## Start Material shown

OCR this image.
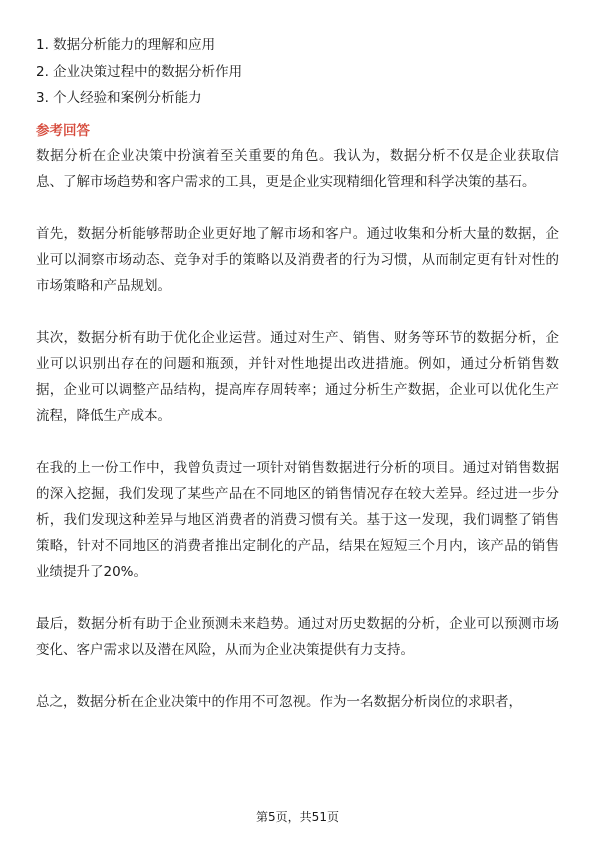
1. 数据分析能力的理解和应用
2. 企业决策过程中的数据分析作用
3. 个人经验和案例分析能力
参考回答

数据分析在企业决策中扮演着至关重要的角色。我认为，数据分析不仅是企业获取信息、了解市场趋势和客户需求的工具，更是企业实现精细化管理和科学决策的基石。

首先，数据分析能够帮助企业更好地了解市场和客户。通过收集和分析大量的数据，企业可以洞察市场动态、竞争对手的策略以及消费者的行为习惯，从而制定更有针对性的市场策略和产品规划。

其次，数据分析有助于优化企业运营。通过对生产、销售、财务等环节的数据分析，企业可以识别出存在的问题和瓶颈，并针对性地提出改进措施。例如，通过分析销售数据，企业可以调整产品结构，提高库存周转率；通过分析生产数据，企业可以优化生产流程，降低生产成本。

在我的上一份工作中，我曾负责过一项针对销售数据进行分析的项目。通过对销售数据的深入挖掘，我们发现了某些产品在不同地区的销售情况存在较大差异。经过进一步分析，我们发现这种差异与地区消费者的消费习惯有关。基于这一发现，我们调整了销售策略，针对不同地区的消费者推出定制化的产品，结果在短短三个月内，该产品的销售业绩提升了20%。

最后，数据分析有助于企业预测未来趋势。通过对历史数据的分析，企业可以预测市场变化、客户需求以及潜在风险，从而为企业决策提供有力支持。

总之，数据分析在企业决策中的作用不可忽视。作为一名数据分析岗位的求职者，

第5页，共51页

## End Material shown

> [Written task]: Repeat all the data as it stands, dropping any images it holds.

> [Output of the exercise]:
OCR this image.
1. 数据分析能力的理解和应用
2. 企业决策过程中的数据分析作用
3. 个人经验和案例分析能力
参考回答

数据分析在企业决策中扮演着至关重要的角色。我认为，数据分析不仅是企业获取信息、了解市场趋势和客户需求的工具，更是企业实现精细化管理和科学决策的基石。

首先，数据分析能够帮助企业更好地了解市场和客户。通过收集和分析大量的数据，企业可以洞察市场动态、竞争对手的策略以及消费者的行为习惯，从而制定更有针对性的市场策略和产品规划。

其次，数据分析有助于优化企业运营。通过对生产、销售、财务等环节的数据分析，企业可以识别出存在的问题和瓶颈，并针对性地提出改进措施。例如，通过分析销售数据，企业可以调整产品结构，提高库存周转率；通过分析生产数据，企业可以优化生产流程，降低生产成本。

在我的上一份工作中，我曾负责过一项针对销售数据进行分析的项目。通过对销售数据的深入挖掘，我们发现了某些产品在不同地区的销售情况存在较大差异。经过进一步分析，我们发现这种差异与地区消费者的消费习惯有关。基于这一发现，我们调整了销售策略，针对不同地区的消费者推出定制化的产品，结果在短短三个月内，该产品的销售业绩提升了20%。

最后，数据分析有助于企业预测未来趋势。通过对历史数据的分析，企业可以预测市场变化、客户需求以及潜在风险，从而为企业决策提供有力支持。

总之，数据分析在企业决策中的作用不可忽视。作为一名数据分析岗位的求职者，

第5页，共51页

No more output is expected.